- [What you have to do]: Copy out every line containing the word "intera".

- [Provided entries]:
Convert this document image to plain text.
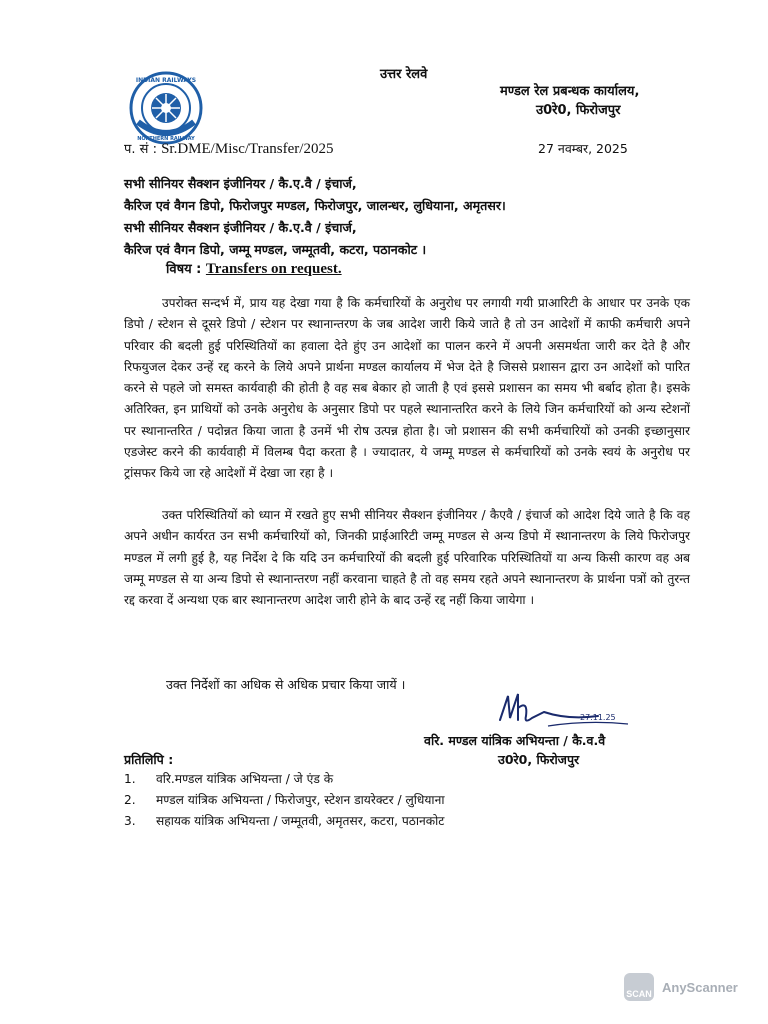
INDIAN RAILWAYS
NORTHERN RAILWAY
उत्तर रेलवे
मण्डल रेल प्रबन्धक कार्यालय,
उ0रे0, फिरोजपुर
प. सं : Sr.DME/Misc/Transfer/2025	27 नवम्बर, 2025
सभी सीनियर सैक्शन इंजीनियर / कै.ए.वै / इंचार्ज,
कैरिज एवं वैगन डिपो, फिरोजपुर मण्डल, फिरोजपुर, जालन्धर, लुधियाना, अमृतसर।
सभी सीनियर सैक्शन इंजीनियर / कै.ए.वै / इंचार्ज,
कैरिज एवं वैगन डिपो, जम्मू मण्डल, जम्मूतवी, कटरा, पठानकोट ।
विषय : Transfers on request.
उपरोक्त सन्दर्भ में, प्राय यह देखा गया है कि कर्मचारियों के अनुरोध पर लगायी गयी प्राआरिटी के आधार पर उनके एक डिपो / स्टेशन से दूसरे डिपो / स्टेशन पर स्थानान्तरण के जब आदेश जारी किये जाते है तो उन आदेशों में काफी कर्मचारी अपने परिवार की बदली हुई परिस्थितियों का हवाला देते हुंए उन आदेशों का पालन करने में अपनी असमर्थता जारी कर देते है और रिफयुजल देकर उन्हें रद्द करने के लिये अपने प्रार्थना मण्डल कार्यालय में भेज देते है जिससे प्रशासन द्वारा उन आदेशों को पारित करने से पहले जो समस्त कार्यवाही की होती है वह सब बेकार हो जाती है एवं इससे प्रशासन का समय भी बर्बाद होता है। इसके अतिरिक्त, इन प्राथियों को उनके अनुरोध के अनुसार डिपो पर पहले स्थानान्तरित करने के लिये जिन कर्मचारियों को अन्य स्टेशनों पर स्थानान्तरित / पदोन्नत किया जाता है उनमें भी रोष उत्पन्न होता है। जो प्रशासन की सभी कर्मचारियों को उनकी इच्छानुसार एडजेस्ट करने की कार्यवाही में विलम्ब पैदा करता है । ज्यादातर, ये जम्मू मण्डल से कर्मचारियों को उनके स्वयं के अनुरोध पर ट्रांसफर किये जा रहे आदेशों में देखा जा रहा है ।
उक्त परिस्थितियों को ध्यान में रखते हुए सभी सीनियर सैक्शन इंजीनियर / कैएवै / इंचार्ज को आदेश दिये जाते है कि वह अपने अधीन कार्यरत उन सभी कर्मचारियों को, जिनकी प्राईआरिटी जम्मू मण्डल से अन्य डिपो में स्थानान्तरण के लिये फिरोजपुर मण्डल में लगी हुई है, यह निर्देश दे कि यदि उन कर्मचारियों की बदली हुई परिवारिक परिस्थितियों या अन्य किसी कारण वह अब जम्मू मण्डल से या अन्य डिपो से स्थानान्तरण नहीं करवाना चाहते है तो वह समय रहते अपने स्थानान्तरण के प्रार्थना पत्रों को तुरन्त रद्द करवा दें अन्यथा एक बार स्थानान्तरण आदेश जारी होने के बाद उन्हें रद्द नहीं किया जायेगा ।
उक्त निर्देशों का अधिक से अधिक प्रचार किया जायें ।
27.11.25
वरि. मण्डल यांत्रिक अभियन्ता / कै.व.वै
उ0रे0, फिरोजपुर
प्रतिलिपि :
1. वरि.मण्डल यांत्रिक अभियन्ता / जे एंड के
2. मण्डल यांत्रिक अभियन्ता / फिरोजपुर, स्टेशन डायरेक्टर / लुधियाना
3. सहायक यांत्रिक अभियन्ता / जम्मूतवी, अमृतसर, कटरा, पठानकोट
SCAN AnyScanner
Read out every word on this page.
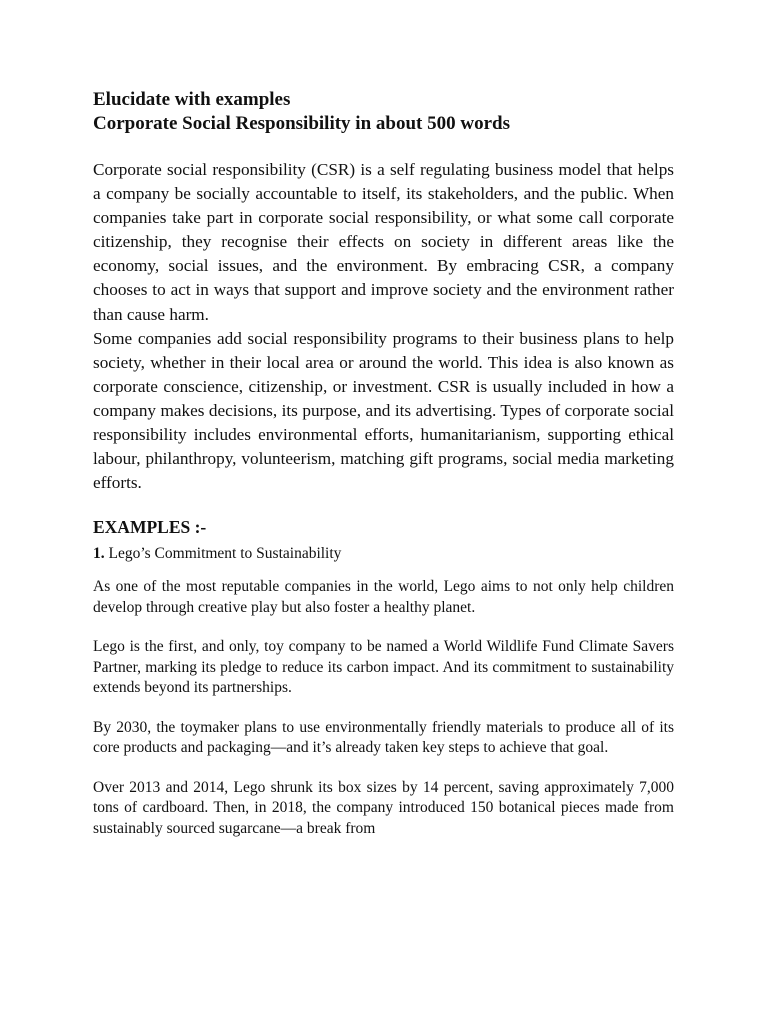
Elucidate with examples

Corporate Social Responsibility in about 500 words

Corporate social responsibility (CSR) is a self regulating business model that helps a company be socially accountable to itself, its stakeholders, and the public. When companies take part in corporate social responsibility, or what some call corporate citizenship, they recognise their effects on society in different areas like the economy, social issues, and the environment. By embracing CSR, a company chooses to act in ways that support and improve society and the environment rather than cause harm.

Some companies add social responsibility programs to their business plans to help society, whether in their local area or around the world. This idea is also known as corporate conscience, citizenship, or investment. CSR is usually included in how a company makes decisions, its purpose, and its advertising. Types of corporate social responsibility includes environmental efforts, humanitarianism, supporting ethical labour, philanthropy, volunteerism, matching gift programs, social media marketing efforts.

EXAMPLES :-

1. Lego’s Commitment to Sustainability

As one of the most reputable companies in the world, Lego aims to not only help children develop through creative play but also foster a healthy planet.

Lego is the first, and only, toy company to be named a World Wildlife Fund Climate Savers Partner, marking its pledge to reduce its carbon impact. And its commitment to sustainability extends beyond its partnerships.

By 2030, the toymaker plans to use environmentally friendly materials to produce all of its core products and packaging—and it’s already taken key steps to achieve that goal.

Over 2013 and 2014, Lego shrunk its box sizes by 14 percent, saving approximately 7,000 tons of cardboard. Then, in 2018, the company introduced 150 botanical pieces made from sustainably sourced sugarcane—a break from
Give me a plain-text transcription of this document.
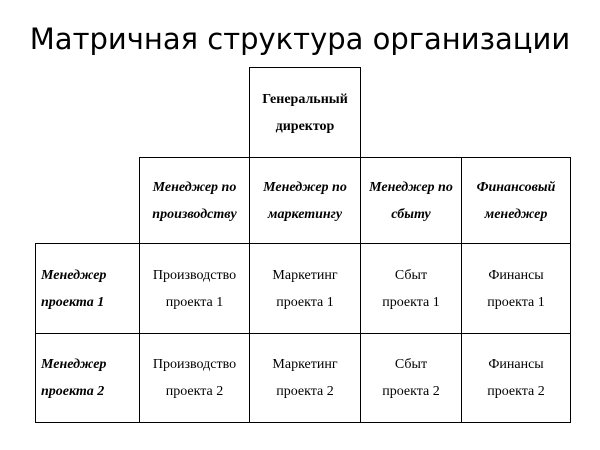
Матричная структура организации
Генеральный
директор
Менеджер по
производству
Менеджер по
маркетингу
Менеджер по
сбыту
Финансовый
менеджер
Менеджер
проекта 1
Производство
проекта 1
Маркетинг
проекта 1
Сбыт
проекта 1
Финансы
проекта 1
Менеджер
проекта 2
Производство
проекта 2
Маркетинг
проекта 2
Сбыт
проекта 2
Финансы
проекта 2
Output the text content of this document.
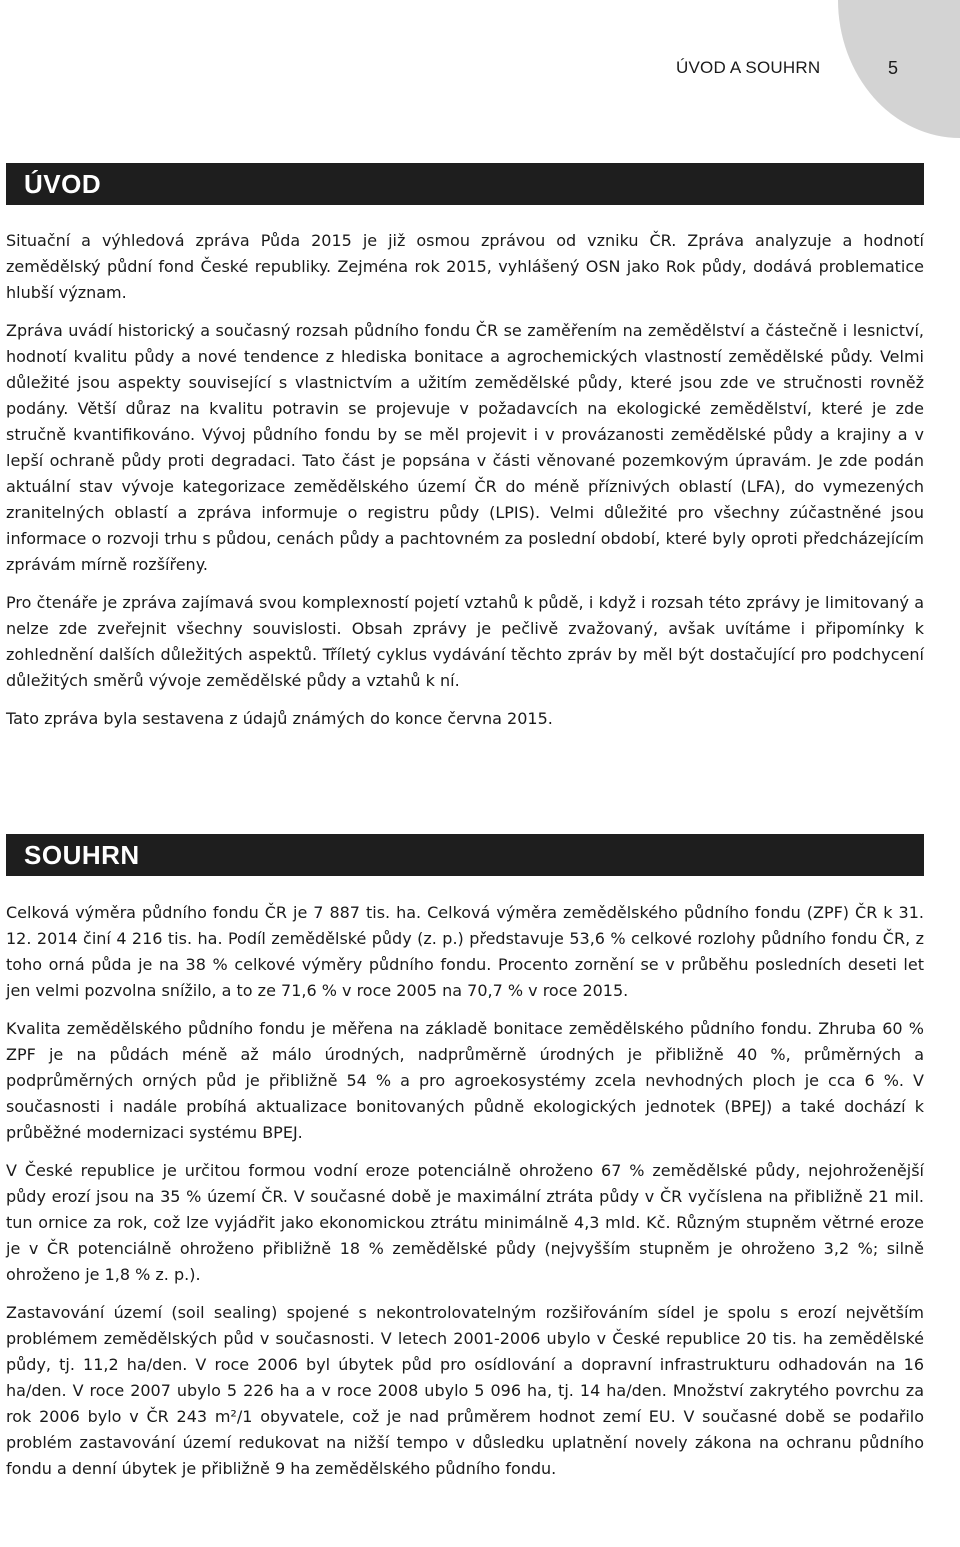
ÚVOD A SOUHRN	5
ÚVOD

Situační a výhledová zpráva Půda 2015 je již osmou zprávou od vzniku ČR. Zpráva analyzuje a hodnotí zemědělský půdní fond České republiky. Zejména rok 2015, vyhlášený OSN jako Rok půdy, dodává problematice hlubší význam.

Zpráva uvádí historický a současný rozsah půdního fondu ČR se zaměřením na zemědělství a částečně i lesnictví, hodnotí kvalitu půdy a nové tendence z hlediska bonitace a agrochemických vlastností zemědělské půdy. Velmi důležité jsou aspekty související s vlastnictvím a užitím zemědělské půdy, které jsou zde ve stručnosti rovněž podány. Větší důraz na kvalitu potravin se projevuje v požadavcích na ekologické zemědělství, které je zde stručně kvantifikováno. Vývoj půdního fondu by se měl projevit i v provázanosti zemědělské půdy a krajiny a v lepší ochraně půdy proti degradaci. Tato část je popsána v části věnované pozemkovým úpravám. Je zde podán aktuální stav vývoje kategorizace zemědělského území ČR do méně příznivých oblastí (LFA), do vymezených zranitelných oblastí a zpráva informuje o registru půdy (LPIS). Velmi důležité pro všechny zúčastněné jsou informace o rozvoji trhu s půdou, cenách půdy a pachtovném za poslední období, které byly oproti předcházejícím zprávám mírně rozšířeny.

Pro čtenáře je zpráva zajímavá svou komplexností pojetí vztahů k půdě, i když i rozsah této zprávy je limitovaný a nelze zde zveřejnit všechny souvislosti. Obsah zprávy je pečlivě zvažovaný, avšak uvítáme i připomínky k zohlednění dalších důležitých aspektů. Tříletý cyklus vydávání těchto zpráv by měl být dostačující pro podchycení důležitých směrů vývoje zemědělské půdy a vztahů k ní.

Tato zpráva byla sestavena z údajů známých do konce června 2015.

SOUHRN

Celková výměra půdního fondu ČR je 7 887 tis. ha. Celková výměra zemědělského půdního fondu (ZPF) ČR k 31. 12. 2014 činí 4 216 tis. ha. Podíl zemědělské půdy (z. p.) představuje 53,6 % celkové rozlohy půdního fondu ČR, z toho orná půda je na 38 % celkové výměry půdního fondu. Procento zornění se v průběhu posledních deseti let jen velmi pozvolna snížilo, a to ze 71,6 % v roce 2005 na 70,7 % v roce 2015.

Kvalita zemědělského půdního fondu je měřena na základě bonitace zemědělského půdního fondu. Zhruba 60 % ZPF je na půdách méně až málo úrodných, nadprůměrně úrodných je přibližně 40 %, průměrných a podprůměrných orných půd je přibližně 54 % a pro agroekosystémy zcela nevhodných ploch je cca 6 %. V současnosti i nadále probíhá aktualizace bonitovaných půdně ekologických jednotek (BPEJ) a také dochází k průběžné modernizaci systému BPEJ.

V České republice je určitou formou vodní eroze potenciálně ohroženo 67 % zemědělské půdy, nejohroženější půdy erozí jsou na 35 % území ČR. V současné době je maximální ztráta půdy v ČR vyčíslena na přibližně 21 mil. tun ornice za rok, což lze vyjádřit jako ekonomickou ztrátu minimálně 4,3 mld. Kč. Různým stupněm větrné eroze je v ČR potenciálně ohroženo přibližně 18 % zemědělské půdy (nejvyšším stupněm je ohroženo 3,2 %; silně ohroženo je 1,8 % z. p.).

Zastavování území (soil sealing) spojené s nekontrolovatelným rozšiřováním sídel je spolu s erozí největším problémem zemědělských půd v současnosti. V letech 2001-2006 ubylo v České republice 20 tis. ha zemědělské půdy, tj. 11,2 ha/den. V roce 2006 byl úbytek půd pro osídlování a dopravní infrastrukturu odhadován na 16 ha/den. V roce 2007 ubylo 5 226 ha a v roce 2008 ubylo 5 096 ha, tj. 14 ha/den. Množství zakrytého povrchu za rok 2006 bylo v ČR 243 m²/1 obyvatele, což je nad průměrem hodnot zemí EU. V současné době se podařilo problém zastavování území redukovat na nižší tempo v důsledku uplatnění novely zákona na ochranu půdního fondu a denní úbytek je přibližně 9 ha zemědělského půdního fondu.
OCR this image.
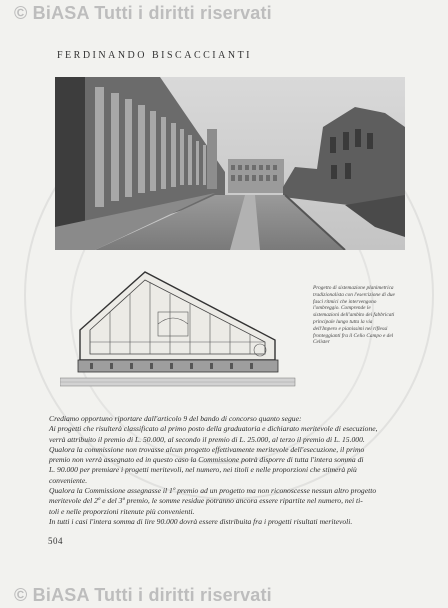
© BiASA Tutti i diritti riservati
FERDINANDO BISCACCIANTI
Progetto di sistemazione planimetrica tradizionalista con l'esercizione di due fasci ritmici che intervengono l'ombreggio. Comprende le sistemazioni dell'ambito dei fabbricati principale lungo tutta la via dell'Impero e pianissimi nei riflessi fronteggianti fra il Celio Campo e del Celister

Crediamo opportuno riportare dall'articolo 9 del bando di concorso quanto segue:

Ai progetti che risulterà classificato al primo posto della graduatoria e dichiarato meritevole di esecuzione,

verrà attribuito il premio di L. 50.000, al secondo il premio di L. 25.000, al terzo il premio di L. 15.000.

Qualora la commissione non trovasse alcun progetto effettivamente meritevole dell'esecuzione, il primo

premio non verrà assegnato ed in questo caso la Commissione potrà disporre di tutta l'intera somma di

L. 90.000 per premiare i progetti meritevoli, nel numero, nei titoli e nelle proporzioni che stimerà più

conveniente.

Qualora la Commissione assegnasse il 1º premio ad un progetto ma non riconoscesse nessun altro progetto

meritevole del 2º e del 3º premio, le somme residue potranno ancora essere ripartite nel numero, nei ti-

toli e nelle proporzioni ritenute più convenienti.

In tutti i casi l'intera somma di lire 90.000 dovrà essere distribuita fra i progetti risultati meritevoli.

504
© BiASA Tutti i diritti riservati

- [Exercise result]:
premio non verrà assegnato ed in questo caso la Commissione potrà disporre di tutta l'intera somma di
In tutti i casi l'intera somma di lire 90.000 dovrà essere distribuita fra i progetti risultati meritevoli.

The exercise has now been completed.